··· Dataset records

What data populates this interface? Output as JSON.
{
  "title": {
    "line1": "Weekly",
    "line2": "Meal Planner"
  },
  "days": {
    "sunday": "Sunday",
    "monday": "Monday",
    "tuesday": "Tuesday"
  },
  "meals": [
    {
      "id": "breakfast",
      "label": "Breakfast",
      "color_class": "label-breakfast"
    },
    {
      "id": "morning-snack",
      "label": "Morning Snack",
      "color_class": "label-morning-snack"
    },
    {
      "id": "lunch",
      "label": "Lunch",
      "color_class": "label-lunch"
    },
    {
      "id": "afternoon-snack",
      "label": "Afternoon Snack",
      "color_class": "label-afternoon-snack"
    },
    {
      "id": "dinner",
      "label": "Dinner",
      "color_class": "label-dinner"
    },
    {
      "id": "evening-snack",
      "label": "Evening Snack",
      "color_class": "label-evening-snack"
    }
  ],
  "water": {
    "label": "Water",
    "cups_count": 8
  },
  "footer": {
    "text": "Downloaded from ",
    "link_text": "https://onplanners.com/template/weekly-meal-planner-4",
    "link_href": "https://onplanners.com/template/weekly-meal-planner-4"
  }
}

······

Go through the records and gather the lines that hold "https".

Result of the task:
    "link_text": "https://onplanners.com/template/weekly-meal-planner-4",
    "link_href": "https://onplanners.com/template/weekly-meal-planner-4"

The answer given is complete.